Selected text:
+++++

NCSA Home
Contact Us | Intranet | Search

NCSA NEWS

News Home
Calendar
Images
Subscribe to Our Newsletter

The quest for a cure

By Barbara Jewett, NCSA

Story posted November 9, 2006


Due to its central role in processing viral polypeptide precursors, HIV-1 protease (HIV-PR) continues to be one of the primary targets of anti-AIDS drug discovery. A greater understanding of the mechanistic events associated with binding of HIV-PR substrates and inhibitors is critical for the design of more potent inhibitors of the enzyme.

Carlos Simmerling and his colleagues at Stony Brook University are viewing the moments at which "starter molecules" for HIV are most vulnerable to new drugs. Using NCSA's SGI Altix supercomputer, called Cobalt, they successfully simulated how HIV protease changes between two forms that already have been determined through experiments. More importantly, however, the group captured the protease in a third, fully open state -- one that had previously been hypothesized but never directly observed.

+++++

Problems to work on:
A. Answer these questions from the NCSA news page, one answer per line:
(i) Who wrote the story, and on what date was it posted?
(ii) What is the name of the supercomputer the Stony Brook group used?
(iii) In what third state did the group capture the protease?
B. List every link that appears under the "NCSA NEWS" heading on the NCSA news page.
Use only the NCSA news page to answer.

+++++

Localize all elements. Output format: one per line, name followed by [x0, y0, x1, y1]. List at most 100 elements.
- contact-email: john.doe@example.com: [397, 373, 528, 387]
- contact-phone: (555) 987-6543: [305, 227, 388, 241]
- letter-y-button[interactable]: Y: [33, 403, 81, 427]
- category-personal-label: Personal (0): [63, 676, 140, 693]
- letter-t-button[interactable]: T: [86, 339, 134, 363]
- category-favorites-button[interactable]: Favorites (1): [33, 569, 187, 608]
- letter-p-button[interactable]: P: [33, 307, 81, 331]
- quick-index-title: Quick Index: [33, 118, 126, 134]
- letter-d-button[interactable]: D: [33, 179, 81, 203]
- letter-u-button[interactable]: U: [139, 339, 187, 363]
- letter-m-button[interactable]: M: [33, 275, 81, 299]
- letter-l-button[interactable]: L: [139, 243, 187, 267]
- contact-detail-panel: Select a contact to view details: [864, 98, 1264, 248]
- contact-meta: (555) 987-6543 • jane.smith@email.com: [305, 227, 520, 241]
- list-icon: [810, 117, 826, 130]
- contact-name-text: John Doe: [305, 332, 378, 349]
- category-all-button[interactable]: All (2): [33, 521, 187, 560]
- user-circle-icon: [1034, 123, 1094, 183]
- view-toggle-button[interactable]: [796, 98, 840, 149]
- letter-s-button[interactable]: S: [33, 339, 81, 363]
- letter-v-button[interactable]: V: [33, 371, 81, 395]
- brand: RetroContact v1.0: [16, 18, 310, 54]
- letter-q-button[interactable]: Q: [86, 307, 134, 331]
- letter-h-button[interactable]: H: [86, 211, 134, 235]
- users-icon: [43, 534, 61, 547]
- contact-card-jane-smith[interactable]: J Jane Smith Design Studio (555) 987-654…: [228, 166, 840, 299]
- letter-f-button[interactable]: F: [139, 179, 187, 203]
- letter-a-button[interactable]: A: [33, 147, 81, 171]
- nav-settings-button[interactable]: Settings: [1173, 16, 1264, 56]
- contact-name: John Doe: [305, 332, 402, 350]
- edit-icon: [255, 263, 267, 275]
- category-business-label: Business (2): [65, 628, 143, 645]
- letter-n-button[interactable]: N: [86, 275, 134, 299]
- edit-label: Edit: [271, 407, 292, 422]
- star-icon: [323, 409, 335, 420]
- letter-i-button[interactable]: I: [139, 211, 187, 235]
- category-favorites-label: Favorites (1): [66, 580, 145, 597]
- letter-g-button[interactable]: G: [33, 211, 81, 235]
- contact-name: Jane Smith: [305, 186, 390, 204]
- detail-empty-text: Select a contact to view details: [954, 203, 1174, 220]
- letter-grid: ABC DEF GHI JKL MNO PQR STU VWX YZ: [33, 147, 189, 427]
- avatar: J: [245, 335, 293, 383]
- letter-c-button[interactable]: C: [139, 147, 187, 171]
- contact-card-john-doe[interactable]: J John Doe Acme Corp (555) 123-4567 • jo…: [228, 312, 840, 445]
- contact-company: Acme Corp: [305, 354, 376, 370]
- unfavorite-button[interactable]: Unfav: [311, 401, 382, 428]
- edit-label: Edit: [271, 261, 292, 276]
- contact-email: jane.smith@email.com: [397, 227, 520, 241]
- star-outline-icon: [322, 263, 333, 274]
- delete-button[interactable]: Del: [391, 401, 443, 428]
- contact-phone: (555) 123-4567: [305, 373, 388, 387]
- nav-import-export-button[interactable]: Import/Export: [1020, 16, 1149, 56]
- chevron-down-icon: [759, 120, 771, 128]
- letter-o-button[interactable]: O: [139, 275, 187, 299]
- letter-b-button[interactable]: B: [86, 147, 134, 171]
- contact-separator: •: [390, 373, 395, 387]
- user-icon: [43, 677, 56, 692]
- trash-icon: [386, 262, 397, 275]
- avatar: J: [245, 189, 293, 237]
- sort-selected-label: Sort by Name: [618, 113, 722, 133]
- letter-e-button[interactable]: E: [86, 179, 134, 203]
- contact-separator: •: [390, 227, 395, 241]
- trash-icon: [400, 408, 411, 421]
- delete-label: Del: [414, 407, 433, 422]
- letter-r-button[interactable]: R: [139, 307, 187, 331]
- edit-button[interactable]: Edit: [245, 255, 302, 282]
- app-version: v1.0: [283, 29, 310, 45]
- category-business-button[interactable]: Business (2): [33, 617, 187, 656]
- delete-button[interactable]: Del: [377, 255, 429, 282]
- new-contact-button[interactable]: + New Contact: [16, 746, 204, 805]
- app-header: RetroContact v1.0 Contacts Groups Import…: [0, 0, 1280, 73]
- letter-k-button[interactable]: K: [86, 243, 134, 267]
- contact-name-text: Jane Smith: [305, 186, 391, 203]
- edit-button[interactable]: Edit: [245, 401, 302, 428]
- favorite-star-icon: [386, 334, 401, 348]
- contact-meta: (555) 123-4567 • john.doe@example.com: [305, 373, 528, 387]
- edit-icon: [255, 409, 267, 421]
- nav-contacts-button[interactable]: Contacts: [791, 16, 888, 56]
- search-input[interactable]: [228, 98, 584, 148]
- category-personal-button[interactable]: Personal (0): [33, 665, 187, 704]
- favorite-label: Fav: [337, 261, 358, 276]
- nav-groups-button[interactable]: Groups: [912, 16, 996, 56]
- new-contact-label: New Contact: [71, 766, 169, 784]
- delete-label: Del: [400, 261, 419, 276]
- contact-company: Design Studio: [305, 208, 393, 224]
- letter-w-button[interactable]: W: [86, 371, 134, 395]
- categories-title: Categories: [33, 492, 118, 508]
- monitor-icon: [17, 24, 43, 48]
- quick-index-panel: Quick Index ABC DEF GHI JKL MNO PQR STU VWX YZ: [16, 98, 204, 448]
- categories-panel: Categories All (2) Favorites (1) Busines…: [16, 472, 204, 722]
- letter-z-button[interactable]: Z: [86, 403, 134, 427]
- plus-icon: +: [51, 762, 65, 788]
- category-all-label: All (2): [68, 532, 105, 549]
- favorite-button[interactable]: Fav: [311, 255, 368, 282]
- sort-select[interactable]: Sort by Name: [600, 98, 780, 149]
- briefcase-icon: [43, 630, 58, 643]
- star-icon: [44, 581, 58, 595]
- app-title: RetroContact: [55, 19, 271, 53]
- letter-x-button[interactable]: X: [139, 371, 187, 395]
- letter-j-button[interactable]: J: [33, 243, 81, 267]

+++++

Answers to this exercise:
A.
(i) Barbara Jewett of NCSA wrote it, and it was posted November 9, 2006.
(ii) Cobalt, NCSA's SGI Altix supercomputer.
(iii) A fully open state.

B.
News Home
Calendar
Images
Subscribe to Our Newsletter